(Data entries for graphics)
---
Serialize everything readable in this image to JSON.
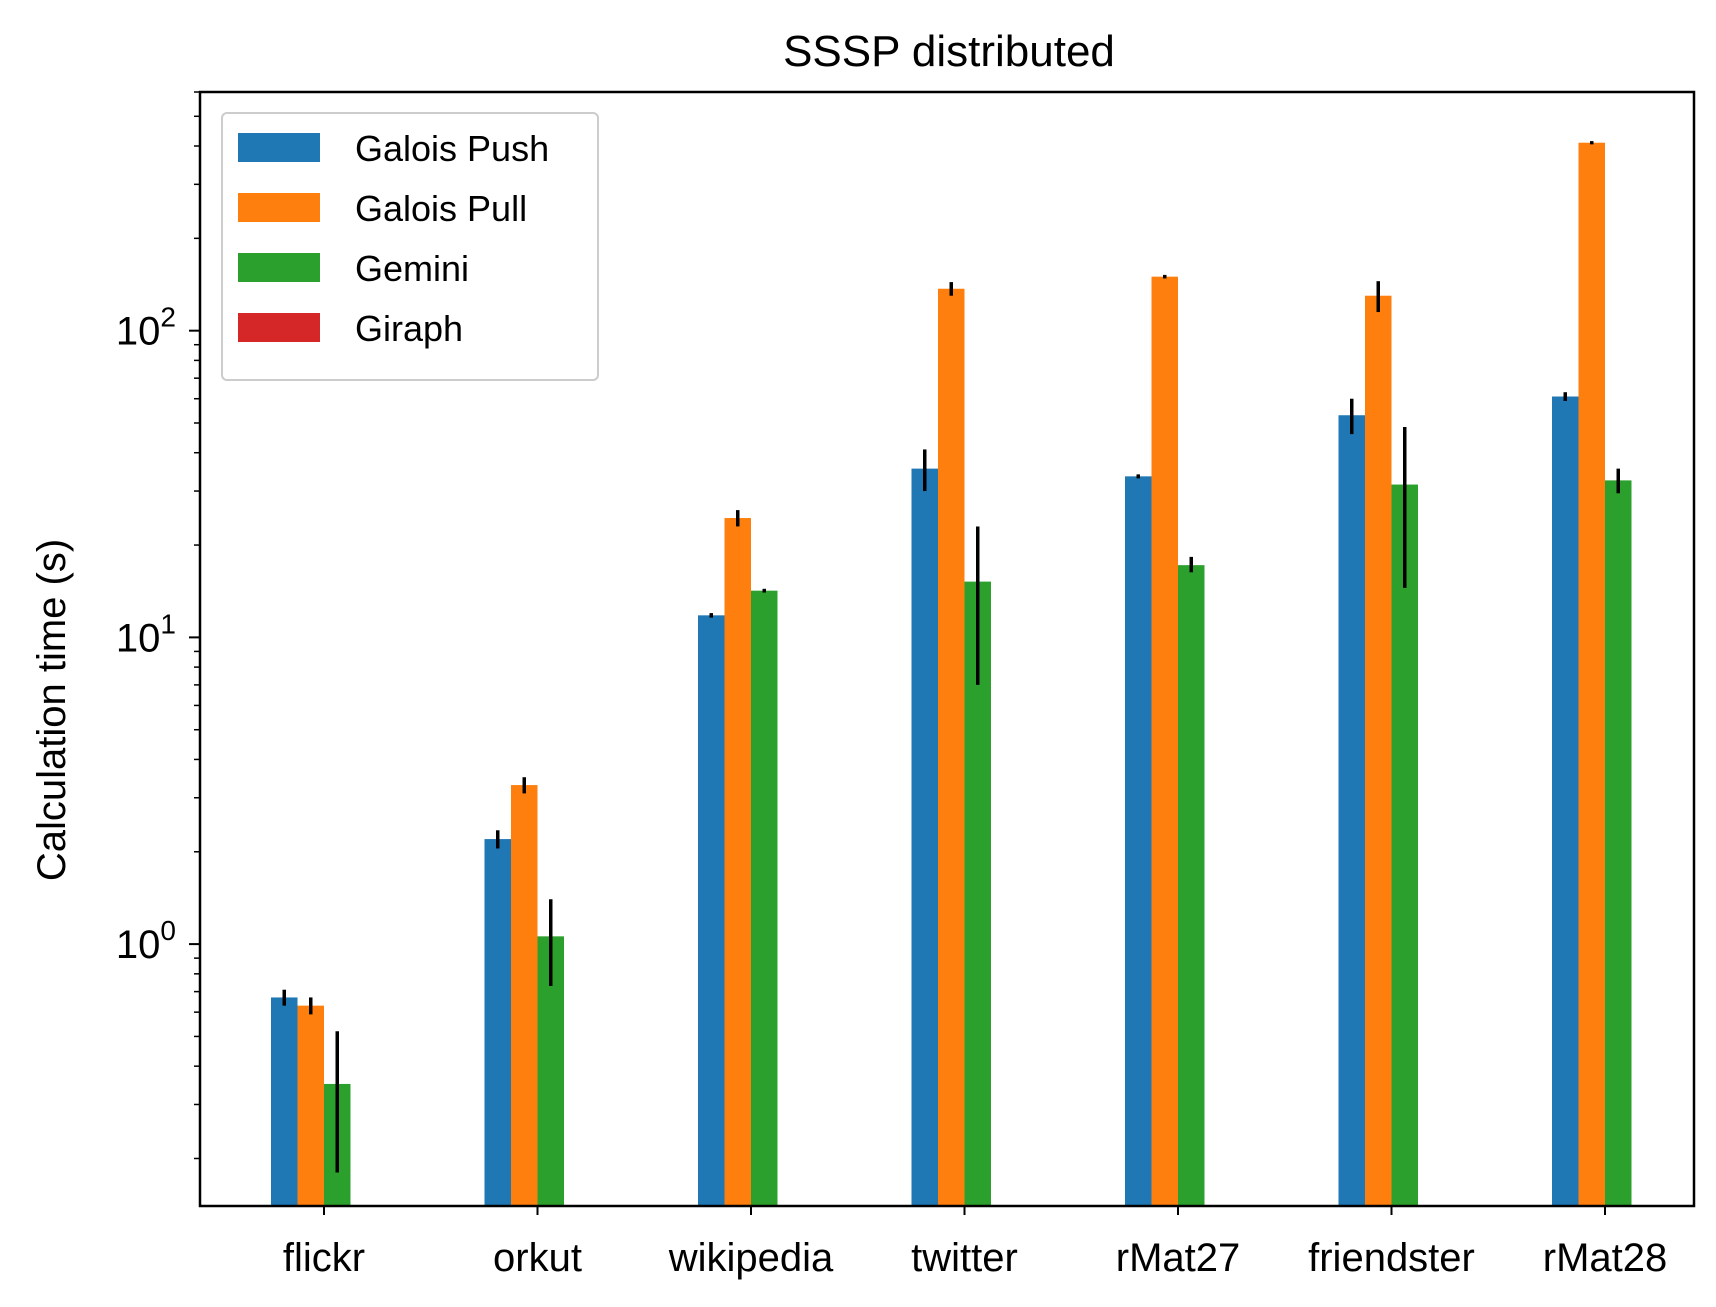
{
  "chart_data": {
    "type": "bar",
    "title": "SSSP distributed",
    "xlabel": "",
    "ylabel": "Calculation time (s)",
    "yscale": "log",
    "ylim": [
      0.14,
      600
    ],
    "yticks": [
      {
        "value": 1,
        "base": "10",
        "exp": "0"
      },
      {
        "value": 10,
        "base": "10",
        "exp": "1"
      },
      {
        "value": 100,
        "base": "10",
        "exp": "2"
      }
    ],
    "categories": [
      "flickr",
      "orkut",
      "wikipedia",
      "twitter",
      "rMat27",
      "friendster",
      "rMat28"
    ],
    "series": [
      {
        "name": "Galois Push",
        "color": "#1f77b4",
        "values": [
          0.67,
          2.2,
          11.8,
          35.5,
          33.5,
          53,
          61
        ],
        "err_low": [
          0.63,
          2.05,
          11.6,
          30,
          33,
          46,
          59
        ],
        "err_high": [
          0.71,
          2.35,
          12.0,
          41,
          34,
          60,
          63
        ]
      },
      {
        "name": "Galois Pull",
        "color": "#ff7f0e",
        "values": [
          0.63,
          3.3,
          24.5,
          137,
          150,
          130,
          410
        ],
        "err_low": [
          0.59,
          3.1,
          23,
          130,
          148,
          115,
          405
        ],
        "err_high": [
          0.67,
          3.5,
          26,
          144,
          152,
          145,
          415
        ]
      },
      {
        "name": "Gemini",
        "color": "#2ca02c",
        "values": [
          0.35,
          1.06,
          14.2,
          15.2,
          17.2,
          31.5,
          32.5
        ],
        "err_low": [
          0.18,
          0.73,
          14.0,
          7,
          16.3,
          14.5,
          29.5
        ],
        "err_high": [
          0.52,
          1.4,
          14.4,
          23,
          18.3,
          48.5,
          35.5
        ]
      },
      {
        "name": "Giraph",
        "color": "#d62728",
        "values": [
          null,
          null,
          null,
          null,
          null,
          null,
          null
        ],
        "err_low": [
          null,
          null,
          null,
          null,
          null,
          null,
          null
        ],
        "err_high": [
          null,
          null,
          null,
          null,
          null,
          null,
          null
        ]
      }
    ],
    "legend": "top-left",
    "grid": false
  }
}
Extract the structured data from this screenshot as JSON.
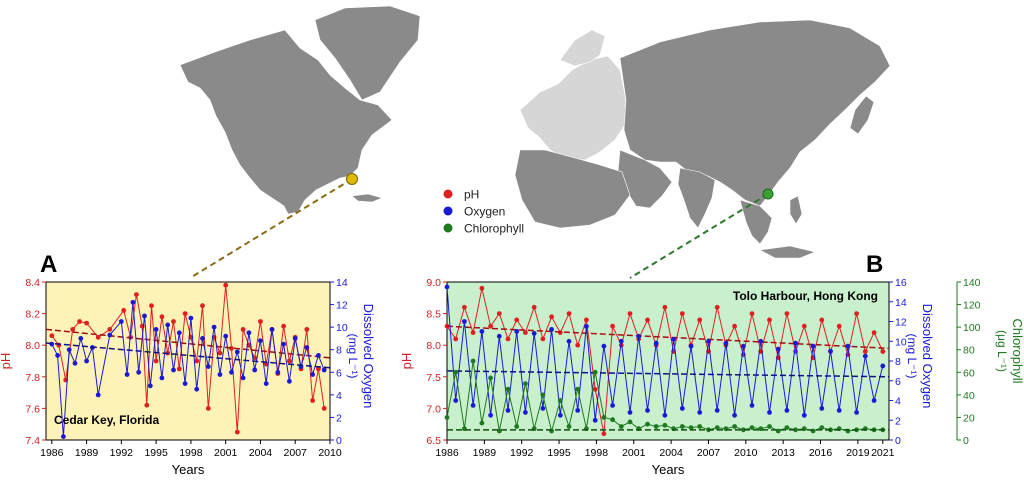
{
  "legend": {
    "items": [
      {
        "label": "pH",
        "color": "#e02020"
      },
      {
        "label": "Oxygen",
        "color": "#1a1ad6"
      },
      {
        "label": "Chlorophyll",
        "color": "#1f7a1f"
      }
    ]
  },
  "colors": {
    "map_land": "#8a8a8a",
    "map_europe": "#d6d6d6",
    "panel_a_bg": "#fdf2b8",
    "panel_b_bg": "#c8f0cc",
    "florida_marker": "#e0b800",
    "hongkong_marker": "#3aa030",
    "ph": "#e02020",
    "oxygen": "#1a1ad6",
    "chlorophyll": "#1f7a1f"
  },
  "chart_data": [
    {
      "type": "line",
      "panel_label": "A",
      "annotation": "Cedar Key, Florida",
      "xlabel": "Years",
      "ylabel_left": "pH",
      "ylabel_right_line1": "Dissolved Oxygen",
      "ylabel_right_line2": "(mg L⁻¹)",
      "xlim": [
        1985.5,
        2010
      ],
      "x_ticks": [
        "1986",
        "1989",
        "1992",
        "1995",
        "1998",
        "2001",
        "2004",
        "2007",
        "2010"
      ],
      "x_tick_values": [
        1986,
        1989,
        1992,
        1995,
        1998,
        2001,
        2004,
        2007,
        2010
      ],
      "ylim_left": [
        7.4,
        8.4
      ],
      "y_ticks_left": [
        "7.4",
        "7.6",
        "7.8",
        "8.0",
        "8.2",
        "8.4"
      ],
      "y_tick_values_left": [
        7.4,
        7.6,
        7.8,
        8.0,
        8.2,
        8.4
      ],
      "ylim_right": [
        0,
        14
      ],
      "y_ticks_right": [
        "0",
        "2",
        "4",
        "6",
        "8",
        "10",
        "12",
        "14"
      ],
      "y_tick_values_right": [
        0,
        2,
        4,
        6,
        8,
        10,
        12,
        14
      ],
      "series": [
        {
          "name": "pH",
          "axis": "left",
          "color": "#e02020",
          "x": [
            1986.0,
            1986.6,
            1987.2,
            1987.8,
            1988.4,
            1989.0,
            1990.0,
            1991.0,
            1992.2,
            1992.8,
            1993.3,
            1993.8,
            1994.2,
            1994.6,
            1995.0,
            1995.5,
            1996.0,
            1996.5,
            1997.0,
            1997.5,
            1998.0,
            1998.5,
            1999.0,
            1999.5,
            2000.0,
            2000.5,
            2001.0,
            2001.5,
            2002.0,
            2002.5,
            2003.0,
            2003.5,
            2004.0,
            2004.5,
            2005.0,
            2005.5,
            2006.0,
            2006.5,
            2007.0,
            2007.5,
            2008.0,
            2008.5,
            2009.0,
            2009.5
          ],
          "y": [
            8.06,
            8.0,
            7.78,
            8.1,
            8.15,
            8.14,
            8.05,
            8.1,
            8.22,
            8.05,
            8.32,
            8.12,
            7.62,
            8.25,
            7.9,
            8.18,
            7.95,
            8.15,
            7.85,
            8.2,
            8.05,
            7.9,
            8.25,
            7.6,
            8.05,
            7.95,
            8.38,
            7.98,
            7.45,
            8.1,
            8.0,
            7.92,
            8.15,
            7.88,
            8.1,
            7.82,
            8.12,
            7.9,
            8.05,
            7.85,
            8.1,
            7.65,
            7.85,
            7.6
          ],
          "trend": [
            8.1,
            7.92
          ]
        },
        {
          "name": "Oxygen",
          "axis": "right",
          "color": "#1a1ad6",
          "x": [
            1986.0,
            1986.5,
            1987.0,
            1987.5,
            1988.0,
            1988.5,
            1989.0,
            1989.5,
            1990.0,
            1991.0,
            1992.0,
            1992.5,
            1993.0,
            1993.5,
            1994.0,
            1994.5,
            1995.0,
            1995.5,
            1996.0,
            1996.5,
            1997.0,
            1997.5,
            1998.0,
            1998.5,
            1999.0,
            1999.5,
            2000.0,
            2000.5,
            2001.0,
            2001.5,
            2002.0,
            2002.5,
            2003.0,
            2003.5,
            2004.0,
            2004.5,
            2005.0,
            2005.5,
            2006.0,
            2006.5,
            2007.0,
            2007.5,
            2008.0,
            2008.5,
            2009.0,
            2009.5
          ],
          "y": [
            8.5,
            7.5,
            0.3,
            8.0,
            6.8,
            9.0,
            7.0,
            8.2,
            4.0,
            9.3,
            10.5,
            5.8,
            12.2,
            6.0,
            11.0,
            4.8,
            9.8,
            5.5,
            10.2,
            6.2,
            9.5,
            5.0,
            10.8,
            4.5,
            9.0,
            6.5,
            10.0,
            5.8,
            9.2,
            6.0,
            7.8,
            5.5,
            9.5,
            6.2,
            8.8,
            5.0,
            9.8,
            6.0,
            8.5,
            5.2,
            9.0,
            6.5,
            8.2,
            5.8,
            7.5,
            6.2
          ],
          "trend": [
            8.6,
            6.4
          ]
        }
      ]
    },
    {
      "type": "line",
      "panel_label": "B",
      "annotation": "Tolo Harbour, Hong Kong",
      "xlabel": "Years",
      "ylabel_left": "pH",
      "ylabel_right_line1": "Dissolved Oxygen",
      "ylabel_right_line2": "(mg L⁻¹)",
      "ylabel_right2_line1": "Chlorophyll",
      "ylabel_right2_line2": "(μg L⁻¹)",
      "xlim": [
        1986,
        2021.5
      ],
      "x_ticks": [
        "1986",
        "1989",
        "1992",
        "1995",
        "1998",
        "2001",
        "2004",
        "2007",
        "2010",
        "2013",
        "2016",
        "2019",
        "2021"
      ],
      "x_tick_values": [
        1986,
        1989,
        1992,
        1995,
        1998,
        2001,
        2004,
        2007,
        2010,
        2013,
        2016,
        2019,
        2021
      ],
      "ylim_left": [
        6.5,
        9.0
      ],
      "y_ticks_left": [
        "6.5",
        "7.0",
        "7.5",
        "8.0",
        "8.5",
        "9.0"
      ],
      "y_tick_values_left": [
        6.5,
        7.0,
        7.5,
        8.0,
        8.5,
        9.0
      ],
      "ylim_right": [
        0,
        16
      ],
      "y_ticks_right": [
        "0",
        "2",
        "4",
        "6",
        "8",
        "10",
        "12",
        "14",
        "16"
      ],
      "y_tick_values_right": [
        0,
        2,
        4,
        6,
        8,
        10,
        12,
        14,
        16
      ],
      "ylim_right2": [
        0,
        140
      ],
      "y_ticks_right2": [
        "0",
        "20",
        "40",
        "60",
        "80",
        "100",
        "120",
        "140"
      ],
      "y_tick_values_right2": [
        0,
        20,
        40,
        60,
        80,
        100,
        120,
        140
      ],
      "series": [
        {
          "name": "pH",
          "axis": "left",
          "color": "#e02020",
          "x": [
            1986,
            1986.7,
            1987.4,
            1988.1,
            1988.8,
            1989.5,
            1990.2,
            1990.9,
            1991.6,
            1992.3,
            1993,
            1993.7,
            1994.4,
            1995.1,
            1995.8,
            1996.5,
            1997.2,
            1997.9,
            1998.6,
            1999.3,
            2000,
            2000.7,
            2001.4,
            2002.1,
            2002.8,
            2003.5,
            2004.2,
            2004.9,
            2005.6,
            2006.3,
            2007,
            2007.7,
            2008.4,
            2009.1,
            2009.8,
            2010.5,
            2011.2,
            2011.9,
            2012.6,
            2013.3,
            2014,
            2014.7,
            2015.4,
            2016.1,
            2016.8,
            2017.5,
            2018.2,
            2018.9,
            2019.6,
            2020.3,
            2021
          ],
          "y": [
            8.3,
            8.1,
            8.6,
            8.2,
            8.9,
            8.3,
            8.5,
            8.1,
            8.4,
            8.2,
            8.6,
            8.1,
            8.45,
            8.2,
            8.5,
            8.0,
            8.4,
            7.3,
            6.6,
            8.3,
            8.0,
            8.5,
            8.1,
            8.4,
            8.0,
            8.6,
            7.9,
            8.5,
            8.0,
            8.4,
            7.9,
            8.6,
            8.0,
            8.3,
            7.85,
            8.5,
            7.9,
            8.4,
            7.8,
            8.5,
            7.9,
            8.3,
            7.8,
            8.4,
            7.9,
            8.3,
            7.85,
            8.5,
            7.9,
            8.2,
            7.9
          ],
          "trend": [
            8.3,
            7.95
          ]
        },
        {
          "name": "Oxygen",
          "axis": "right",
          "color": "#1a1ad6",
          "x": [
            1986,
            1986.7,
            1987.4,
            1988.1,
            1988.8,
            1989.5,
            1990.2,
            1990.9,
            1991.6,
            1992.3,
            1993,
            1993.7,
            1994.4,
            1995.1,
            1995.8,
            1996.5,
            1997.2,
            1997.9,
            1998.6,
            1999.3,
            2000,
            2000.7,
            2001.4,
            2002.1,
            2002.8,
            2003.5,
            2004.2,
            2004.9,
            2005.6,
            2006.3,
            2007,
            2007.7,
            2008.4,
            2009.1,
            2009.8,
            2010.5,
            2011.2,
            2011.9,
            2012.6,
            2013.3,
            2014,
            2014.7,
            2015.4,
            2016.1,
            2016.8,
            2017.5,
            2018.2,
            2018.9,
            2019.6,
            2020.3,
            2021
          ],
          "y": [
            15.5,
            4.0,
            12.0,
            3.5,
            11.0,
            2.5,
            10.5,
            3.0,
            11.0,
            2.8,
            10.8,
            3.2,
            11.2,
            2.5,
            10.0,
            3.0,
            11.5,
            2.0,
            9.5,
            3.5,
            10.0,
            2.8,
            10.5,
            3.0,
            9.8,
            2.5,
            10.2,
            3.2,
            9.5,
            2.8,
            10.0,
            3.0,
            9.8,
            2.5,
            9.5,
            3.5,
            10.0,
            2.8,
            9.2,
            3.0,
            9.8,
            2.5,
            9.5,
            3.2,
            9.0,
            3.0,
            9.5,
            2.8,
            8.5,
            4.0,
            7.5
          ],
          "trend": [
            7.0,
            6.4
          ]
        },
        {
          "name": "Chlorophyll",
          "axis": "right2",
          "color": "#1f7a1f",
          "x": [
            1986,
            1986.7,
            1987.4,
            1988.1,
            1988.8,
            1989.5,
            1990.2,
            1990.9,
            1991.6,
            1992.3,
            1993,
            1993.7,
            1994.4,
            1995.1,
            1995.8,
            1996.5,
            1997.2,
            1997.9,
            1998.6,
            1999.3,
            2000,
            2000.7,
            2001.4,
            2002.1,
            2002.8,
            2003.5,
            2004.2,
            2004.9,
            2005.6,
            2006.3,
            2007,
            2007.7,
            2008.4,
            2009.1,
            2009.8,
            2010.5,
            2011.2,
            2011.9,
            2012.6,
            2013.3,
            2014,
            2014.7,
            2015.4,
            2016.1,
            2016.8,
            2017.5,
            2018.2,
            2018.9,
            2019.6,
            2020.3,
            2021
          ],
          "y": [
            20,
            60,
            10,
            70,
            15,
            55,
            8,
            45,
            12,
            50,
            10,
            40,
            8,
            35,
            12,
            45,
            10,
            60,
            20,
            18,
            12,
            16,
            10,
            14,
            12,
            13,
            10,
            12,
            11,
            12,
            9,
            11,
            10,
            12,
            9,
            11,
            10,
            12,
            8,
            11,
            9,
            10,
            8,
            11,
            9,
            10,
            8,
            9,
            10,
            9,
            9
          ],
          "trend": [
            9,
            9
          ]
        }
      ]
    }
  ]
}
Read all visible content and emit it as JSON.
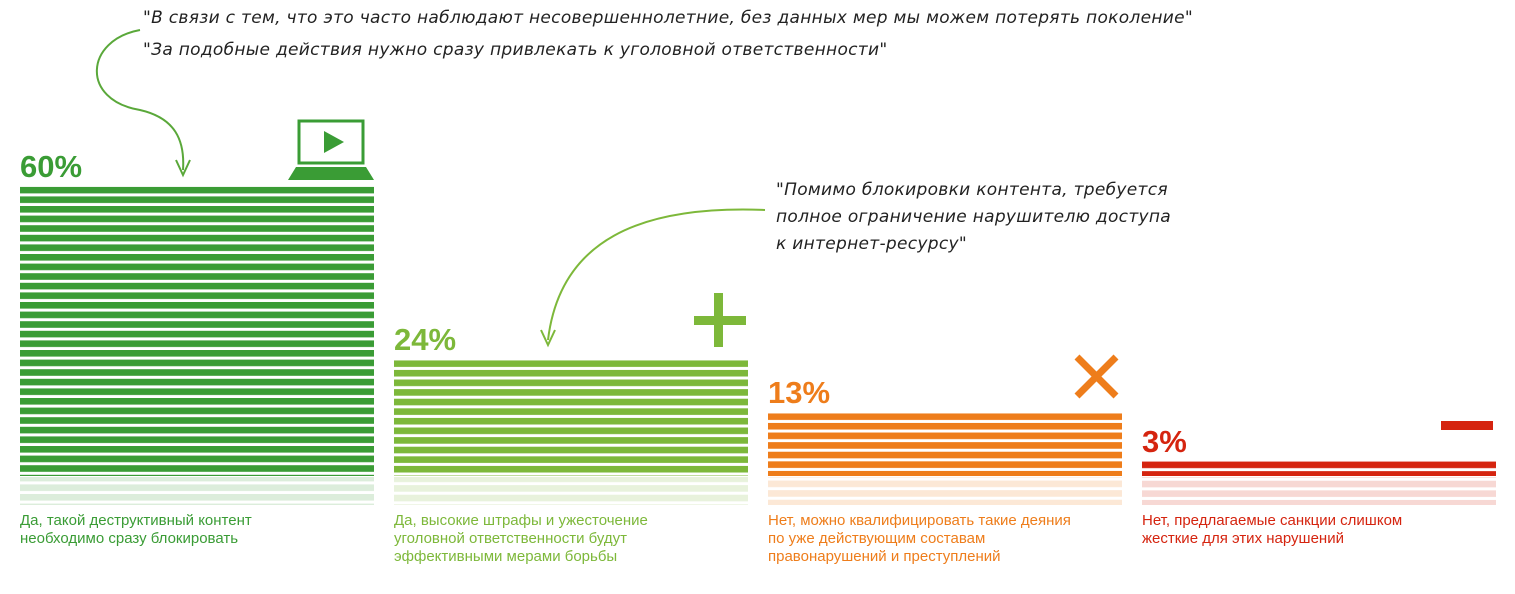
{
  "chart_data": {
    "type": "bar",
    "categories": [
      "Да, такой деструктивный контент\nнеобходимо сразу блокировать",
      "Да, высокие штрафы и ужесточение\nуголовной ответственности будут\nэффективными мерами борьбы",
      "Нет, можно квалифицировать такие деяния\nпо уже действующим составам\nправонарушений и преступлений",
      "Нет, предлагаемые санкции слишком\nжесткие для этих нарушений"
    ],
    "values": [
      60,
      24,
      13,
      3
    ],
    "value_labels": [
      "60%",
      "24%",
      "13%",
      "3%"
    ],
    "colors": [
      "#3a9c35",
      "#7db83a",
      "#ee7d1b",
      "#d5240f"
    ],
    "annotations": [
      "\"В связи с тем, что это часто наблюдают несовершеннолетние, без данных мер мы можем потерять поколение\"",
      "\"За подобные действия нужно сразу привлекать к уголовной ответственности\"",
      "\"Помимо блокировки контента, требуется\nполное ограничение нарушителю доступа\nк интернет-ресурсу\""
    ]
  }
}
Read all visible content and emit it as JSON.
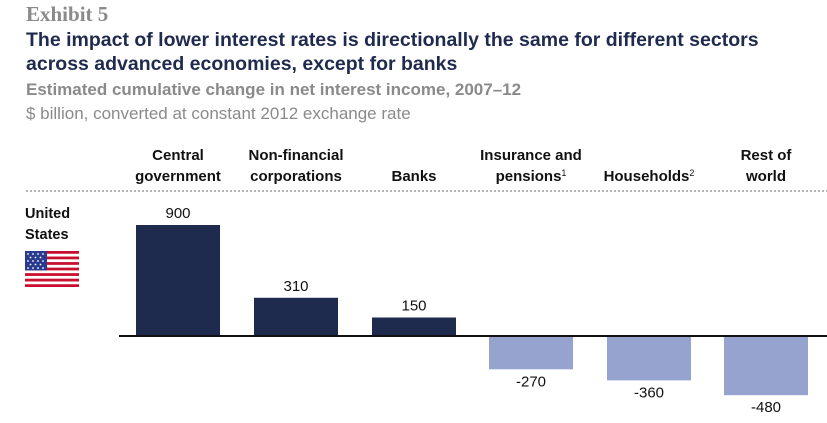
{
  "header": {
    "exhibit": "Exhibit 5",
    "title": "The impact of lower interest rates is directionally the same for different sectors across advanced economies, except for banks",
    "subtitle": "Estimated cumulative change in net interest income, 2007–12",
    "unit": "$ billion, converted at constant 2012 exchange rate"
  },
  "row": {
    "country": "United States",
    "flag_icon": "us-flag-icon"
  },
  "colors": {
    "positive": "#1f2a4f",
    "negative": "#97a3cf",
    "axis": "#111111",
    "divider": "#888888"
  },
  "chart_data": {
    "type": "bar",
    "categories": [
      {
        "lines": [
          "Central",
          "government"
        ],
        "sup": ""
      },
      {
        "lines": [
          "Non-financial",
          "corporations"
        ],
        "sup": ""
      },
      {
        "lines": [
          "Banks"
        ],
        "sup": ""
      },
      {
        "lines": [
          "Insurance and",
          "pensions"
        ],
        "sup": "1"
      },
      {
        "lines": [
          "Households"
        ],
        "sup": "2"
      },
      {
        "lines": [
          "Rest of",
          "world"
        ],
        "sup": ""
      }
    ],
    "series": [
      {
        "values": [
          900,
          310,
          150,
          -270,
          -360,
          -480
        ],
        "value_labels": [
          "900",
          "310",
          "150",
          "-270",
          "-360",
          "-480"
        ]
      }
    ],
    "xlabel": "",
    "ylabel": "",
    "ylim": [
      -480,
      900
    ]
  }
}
---
◆ EXERCISE ◆
Across the material above, how many lines include the string "ответственности"? Only the number is wanted.

◆ RESPONSE TO THIS TASK ◆
2